**** INPUT

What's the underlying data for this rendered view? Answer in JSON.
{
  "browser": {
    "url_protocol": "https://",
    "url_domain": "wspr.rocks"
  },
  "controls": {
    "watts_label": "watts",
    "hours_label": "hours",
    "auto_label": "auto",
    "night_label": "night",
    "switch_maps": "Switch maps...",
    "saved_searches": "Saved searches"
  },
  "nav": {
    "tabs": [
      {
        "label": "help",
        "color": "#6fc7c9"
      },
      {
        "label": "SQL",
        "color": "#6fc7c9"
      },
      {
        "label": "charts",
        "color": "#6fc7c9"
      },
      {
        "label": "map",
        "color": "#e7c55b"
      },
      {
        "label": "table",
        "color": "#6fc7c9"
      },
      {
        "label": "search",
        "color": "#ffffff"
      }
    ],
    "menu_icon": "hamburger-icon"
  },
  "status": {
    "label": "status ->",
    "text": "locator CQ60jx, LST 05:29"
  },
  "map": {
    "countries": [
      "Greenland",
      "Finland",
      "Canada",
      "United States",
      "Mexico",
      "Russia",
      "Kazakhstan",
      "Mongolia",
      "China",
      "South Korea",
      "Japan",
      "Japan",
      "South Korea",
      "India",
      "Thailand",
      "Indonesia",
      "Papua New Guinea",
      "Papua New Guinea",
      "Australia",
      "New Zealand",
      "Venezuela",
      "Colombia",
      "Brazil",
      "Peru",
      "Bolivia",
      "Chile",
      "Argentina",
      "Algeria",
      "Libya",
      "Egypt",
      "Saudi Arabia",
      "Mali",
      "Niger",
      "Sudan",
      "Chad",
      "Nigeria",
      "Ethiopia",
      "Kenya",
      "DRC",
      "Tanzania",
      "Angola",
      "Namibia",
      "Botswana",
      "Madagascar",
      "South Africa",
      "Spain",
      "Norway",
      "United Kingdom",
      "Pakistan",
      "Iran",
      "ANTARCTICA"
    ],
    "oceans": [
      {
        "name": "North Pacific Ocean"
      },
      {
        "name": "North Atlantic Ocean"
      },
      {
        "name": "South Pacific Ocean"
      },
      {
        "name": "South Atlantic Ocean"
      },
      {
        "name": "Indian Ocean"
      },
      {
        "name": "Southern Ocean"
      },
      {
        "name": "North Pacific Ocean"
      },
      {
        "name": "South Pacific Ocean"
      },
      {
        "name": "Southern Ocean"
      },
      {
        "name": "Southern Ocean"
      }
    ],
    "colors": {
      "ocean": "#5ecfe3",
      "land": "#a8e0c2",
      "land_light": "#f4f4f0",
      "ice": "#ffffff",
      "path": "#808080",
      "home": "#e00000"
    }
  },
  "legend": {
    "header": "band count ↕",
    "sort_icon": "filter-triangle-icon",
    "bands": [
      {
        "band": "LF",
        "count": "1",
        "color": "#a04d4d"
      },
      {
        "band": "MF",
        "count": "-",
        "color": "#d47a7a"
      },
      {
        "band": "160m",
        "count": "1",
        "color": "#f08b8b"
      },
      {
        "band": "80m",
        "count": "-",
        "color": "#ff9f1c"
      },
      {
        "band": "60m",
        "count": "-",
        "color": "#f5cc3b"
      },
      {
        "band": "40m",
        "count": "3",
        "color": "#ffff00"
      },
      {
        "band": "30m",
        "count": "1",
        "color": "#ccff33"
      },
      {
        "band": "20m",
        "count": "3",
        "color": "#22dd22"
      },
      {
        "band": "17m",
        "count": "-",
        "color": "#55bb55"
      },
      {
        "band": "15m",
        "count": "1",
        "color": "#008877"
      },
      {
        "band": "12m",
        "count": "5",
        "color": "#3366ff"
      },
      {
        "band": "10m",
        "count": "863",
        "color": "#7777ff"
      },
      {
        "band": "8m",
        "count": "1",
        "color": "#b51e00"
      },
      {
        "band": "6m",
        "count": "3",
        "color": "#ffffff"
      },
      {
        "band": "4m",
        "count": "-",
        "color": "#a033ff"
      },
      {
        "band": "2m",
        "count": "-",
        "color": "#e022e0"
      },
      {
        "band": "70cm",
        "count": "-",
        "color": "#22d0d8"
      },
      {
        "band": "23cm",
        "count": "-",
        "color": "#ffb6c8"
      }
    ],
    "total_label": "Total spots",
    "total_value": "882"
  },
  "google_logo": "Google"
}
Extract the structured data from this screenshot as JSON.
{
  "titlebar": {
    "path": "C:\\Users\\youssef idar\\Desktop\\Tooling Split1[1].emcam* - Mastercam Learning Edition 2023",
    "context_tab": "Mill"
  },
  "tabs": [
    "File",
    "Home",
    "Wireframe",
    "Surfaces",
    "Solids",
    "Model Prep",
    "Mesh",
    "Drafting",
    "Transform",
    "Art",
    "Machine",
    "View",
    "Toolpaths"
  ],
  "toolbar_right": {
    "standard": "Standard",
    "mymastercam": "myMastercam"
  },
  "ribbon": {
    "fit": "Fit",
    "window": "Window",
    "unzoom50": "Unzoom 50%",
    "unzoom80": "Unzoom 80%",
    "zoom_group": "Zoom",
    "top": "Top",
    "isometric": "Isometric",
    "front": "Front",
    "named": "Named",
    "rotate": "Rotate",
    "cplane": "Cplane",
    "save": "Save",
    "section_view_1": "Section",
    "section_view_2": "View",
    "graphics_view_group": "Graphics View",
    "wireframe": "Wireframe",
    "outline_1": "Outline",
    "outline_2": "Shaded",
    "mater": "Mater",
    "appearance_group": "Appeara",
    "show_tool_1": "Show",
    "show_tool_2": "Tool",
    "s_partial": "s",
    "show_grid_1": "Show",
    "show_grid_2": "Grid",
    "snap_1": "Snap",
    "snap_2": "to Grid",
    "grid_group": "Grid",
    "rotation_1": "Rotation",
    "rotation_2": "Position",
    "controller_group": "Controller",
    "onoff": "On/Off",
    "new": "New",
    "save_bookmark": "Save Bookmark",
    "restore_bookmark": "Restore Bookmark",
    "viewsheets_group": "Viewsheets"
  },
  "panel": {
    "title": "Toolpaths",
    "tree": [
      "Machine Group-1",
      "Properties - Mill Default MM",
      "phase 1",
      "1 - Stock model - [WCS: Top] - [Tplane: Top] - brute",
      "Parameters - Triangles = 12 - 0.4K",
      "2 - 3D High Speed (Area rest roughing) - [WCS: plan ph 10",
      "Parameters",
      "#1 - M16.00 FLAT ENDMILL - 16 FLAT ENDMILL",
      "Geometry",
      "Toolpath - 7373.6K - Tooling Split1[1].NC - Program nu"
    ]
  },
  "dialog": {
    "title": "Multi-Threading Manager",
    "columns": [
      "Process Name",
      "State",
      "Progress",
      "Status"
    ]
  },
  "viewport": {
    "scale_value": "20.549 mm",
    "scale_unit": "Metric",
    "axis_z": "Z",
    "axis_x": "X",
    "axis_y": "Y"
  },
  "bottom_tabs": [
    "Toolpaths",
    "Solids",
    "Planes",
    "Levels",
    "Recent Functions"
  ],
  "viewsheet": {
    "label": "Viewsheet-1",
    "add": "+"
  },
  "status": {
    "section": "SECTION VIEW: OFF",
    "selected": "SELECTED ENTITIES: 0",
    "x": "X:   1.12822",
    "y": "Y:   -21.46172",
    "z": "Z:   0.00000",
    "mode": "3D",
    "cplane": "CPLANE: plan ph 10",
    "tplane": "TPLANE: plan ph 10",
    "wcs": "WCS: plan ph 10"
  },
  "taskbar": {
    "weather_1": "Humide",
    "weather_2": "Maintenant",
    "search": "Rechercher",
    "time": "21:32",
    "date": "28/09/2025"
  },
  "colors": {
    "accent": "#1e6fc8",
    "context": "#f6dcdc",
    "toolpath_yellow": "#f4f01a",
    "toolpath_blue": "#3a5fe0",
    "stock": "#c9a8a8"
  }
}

********

Transcribe every line of the data, exactly as it stands.

What's the underlying data for this rendered view? Answer in JSON.
{
  "browser": {
    "url_protocol": "https://",
    "url_domain": "wspr.rocks"
  },
  "controls": {
    "watts_label": "watts",
    "hours_label": "hours",
    "auto_label": "auto",
    "night_label": "night",
    "switch_maps": "Switch maps...",
    "saved_searches": "Saved searches"
  },
  "nav": {
    "tabs": [
      {
        "label": "help",
        "color": "#6fc7c9"
      },
      {
        "label": "SQL",
        "color": "#6fc7c9"
      },
      {
        "label": "charts",
        "color": "#6fc7c9"
      },
      {
        "label": "map",
        "color": "#e7c55b"
      },
      {
        "label": "table",
        "color": "#6fc7c9"
      },
      {
        "label": "search",
        "color": "#ffffff"
      }
    ],
    "menu_icon": "hamburger-icon"
  },
  "status": {
    "label": "status ->",
    "text": "locator CQ60jx, LST 05:29"
  },
  "map": {
    "countries": [
      "Greenland",
      "Finland",
      "Canada",
      "United States",
      "Mexico",
      "Russia",
      "Kazakhstan",
      "Mongolia",
      "China",
      "South Korea",
      "Japan",
      "Japan",
      "South Korea",
      "India",
      "Thailand",
      "Indonesia",
      "Papua New Guinea",
      "Papua New Guinea",
      "Australia",
      "New Zealand",
      "Venezuela",
      "Colombia",
      "Brazil",
      "Peru",
      "Bolivia",
      "Chile",
      "Argentina",
      "Algeria",
      "Libya",
      "Egypt",
      "Saudi Arabia",
      "Mali",
      "Niger",
      "Sudan",
      "Chad",
      "Nigeria",
      "Ethiopia",
      "Kenya",
      "DRC",
      "Tanzania",
      "Angola",
      "Namibia",
      "Botswana",
      "Madagascar",
      "South Africa",
      "Spain",
      "Norway",
      "United Kingdom",
      "Pakistan",
      "Iran",
      "ANTARCTICA"
    ],
    "oceans": [
      {
        "name": "North Pacific Ocean"
      },
      {
        "name": "North Atlantic Ocean"
      },
      {
        "name": "South Pacific Ocean"
      },
      {
        "name": "South Atlantic Ocean"
      },
      {
        "name": "Indian Ocean"
      },
      {
        "name": "Southern Ocean"
      },
      {
        "name": "North Pacific Ocean"
      },
      {
        "name": "South Pacific Ocean"
      },
      {
        "name": "Southern Ocean"
      },
      {
        "name": "Southern Ocean"
      }
    ],
    "colors": {
      "ocean": "#5ecfe3",
      "land": "#a8e0c2",
      "land_light": "#f4f4f0",
      "ice": "#ffffff",
      "path": "#808080",
      "home": "#e00000"
    }
  },
  "legend": {
    "header": "band count ↕",
    "sort_icon": "filter-triangle-icon",
    "bands": [
      {
        "band": "LF",
        "count": "1",
        "color": "#a04d4d"
      },
      {
        "band": "MF",
        "count": "-",
        "color": "#d47a7a"
      },
      {
        "band": "160m",
        "count": "1",
        "color": "#f08b8b"
      },
      {
        "band": "80m",
        "count": "-",
        "color": "#ff9f1c"
      },
      {
        "band": "60m",
        "count": "-",
        "color": "#f5cc3b"
      },
      {
        "band": "40m",
        "count": "3",
        "color": "#ffff00"
      },
      {
        "band": "30m",
        "count": "1",
        "color": "#ccff33"
      },
      {
        "band": "20m",
        "count": "3",
        "color": "#22dd22"
      },
      {
        "band": "17m",
        "count": "-",
        "color": "#55bb55"
      },
      {
        "band": "15m",
        "count": "1",
        "color": "#008877"
      },
      {
        "band": "12m",
        "count": "5",
        "color": "#3366ff"
      },
      {
        "band": "10m",
        "count": "863",
        "color": "#7777ff"
      },
      {
        "band": "8m",
        "count": "1",
        "color": "#b51e00"
      },
      {
        "band": "6m",
        "count": "3",
        "color": "#ffffff"
      },
      {
        "band": "4m",
        "count": "-",
        "color": "#a033ff"
      },
      {
        "band": "2m",
        "count": "-",
        "color": "#e022e0"
      },
      {
        "band": "70cm",
        "count": "-",
        "color": "#22d0d8"
      },
      {
        "band": "23cm",
        "count": "-",
        "color": "#ffb6c8"
      }
    ],
    "total_label": "Total spots",
    "total_value": "882"
  },
  "google_logo": "Google"
}
Extract the structured data from this screenshot as JSON.
{
  "titlebar": {
    "path": "C:\\Users\\youssef idar\\Desktop\\Tooling Split1[1].emcam* - Mastercam Learning Edition 2023",
    "context_tab": "Mill"
  },
  "tabs": [
    "File",
    "Home",
    "Wireframe",
    "Surfaces",
    "Solids",
    "Model Prep",
    "Mesh",
    "Drafting",
    "Transform",
    "Art",
    "Machine",
    "View",
    "Toolpaths"
  ],
  "toolbar_right": {
    "standard": "Standard",
    "mymastercam": "myMastercam"
  },
  "ribbon": {
    "fit": "Fit",
    "window": "Window",
    "unzoom50": "Unzoom 50%",
    "unzoom80": "Unzoom 80%",
    "zoom_group": "Zoom",
    "top": "Top",
    "isometric": "Isometric",
    "front": "Front",
    "named": "Named",
    "rotate": "Rotate",
    "cplane": "Cplane",
    "save": "Save",
    "section_view_1": "Section",
    "section_view_2": "View",
    "graphics_view_group": "Graphics View",
    "wireframe": "Wireframe",
    "outline_1": "Outline",
    "outline_2": "Shaded",
    "mater": "Mater",
    "appearance_group": "Appeara",
    "show_tool_1": "Show",
    "show_tool_2": "Tool",
    "s_partial": "s",
    "show_grid_1": "Show",
    "show_grid_2": "Grid",
    "snap_1": "Snap",
    "snap_2": "to Grid",
    "grid_group": "Grid",
    "rotation_1": "Rotation",
    "rotation_2": "Position",
    "controller_group": "Controller",
    "onoff": "On/Off",
    "new": "New",
    "save_bookmark": "Save Bookmark",
    "restore_bookmark": "Restore Bookmark",
    "viewsheets_group": "Viewsheets"
  },
  "panel": {
    "title": "Toolpaths",
    "tree": [
      "Machine Group-1",
      "Properties - Mill Default MM",
      "phase 1",
      "1 - Stock model - [WCS: Top] - [Tplane: Top] - brute",
      "Parameters - Triangles = 12 - 0.4K",
      "2 - 3D High Speed (Area rest roughing) - [WCS: plan ph 10",
      "Parameters",
      "#1 - M16.00 FLAT ENDMILL - 16 FLAT ENDMILL",
      "Geometry",
      "Toolpath - 7373.6K - Tooling Split1[1].NC - Program nu"
    ]
  },
  "dialog": {
    "title": "Multi-Threading Manager",
    "columns": [
      "Process Name",
      "State",
      "Progress",
      "Status"
    ]
  },
  "viewport": {
    "scale_value": "20.549 mm",
    "scale_unit": "Metric",
    "axis_z": "Z",
    "axis_x": "X",
    "axis_y": "Y"
  },
  "bottom_tabs": [
    "Toolpaths",
    "Solids",
    "Planes",
    "Levels",
    "Recent Functions"
  ],
  "viewsheet": {
    "label": "Viewsheet-1",
    "add": "+"
  },
  "status": {
    "section": "SECTION VIEW: OFF",
    "selected": "SELECTED ENTITIES: 0",
    "x": "X:   1.12822",
    "y": "Y:   -21.46172",
    "z": "Z:   0.00000",
    "mode": "3D",
    "cplane": "CPLANE: plan ph 10",
    "tplane": "TPLANE: plan ph 10",
    "wcs": "WCS: plan ph 10"
  },
  "taskbar": {
    "weather_1": "Humide",
    "weather_2": "Maintenant",
    "search": "Rechercher",
    "time": "21:32",
    "date": "28/09/2025"
  },
  "colors": {
    "accent": "#1e6fc8",
    "context": "#f6dcdc",
    "toolpath_yellow": "#f4f01a",
    "toolpath_blue": "#3a5fe0",
    "stock": "#c9a8a8"
  }
}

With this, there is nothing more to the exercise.